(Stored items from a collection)
>> Begin

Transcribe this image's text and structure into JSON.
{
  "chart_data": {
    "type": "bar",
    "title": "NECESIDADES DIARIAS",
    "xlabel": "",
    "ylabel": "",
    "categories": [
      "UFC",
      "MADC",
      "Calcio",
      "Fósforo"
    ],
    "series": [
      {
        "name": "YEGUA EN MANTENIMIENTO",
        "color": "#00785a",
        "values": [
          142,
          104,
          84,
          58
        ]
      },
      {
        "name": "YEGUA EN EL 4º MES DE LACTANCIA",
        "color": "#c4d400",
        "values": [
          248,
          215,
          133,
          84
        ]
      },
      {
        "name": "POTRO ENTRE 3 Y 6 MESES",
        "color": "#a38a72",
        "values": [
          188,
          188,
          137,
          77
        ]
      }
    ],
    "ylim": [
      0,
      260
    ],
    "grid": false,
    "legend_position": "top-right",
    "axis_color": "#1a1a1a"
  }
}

>> End

Check each line of the entries for the string "YEGUA". Copy the lines that have it.

        "name": "YEGUA EN MANTENIMIENTO",
        "name": "YEGUA EN EL 4º MES DE LACTANCIA",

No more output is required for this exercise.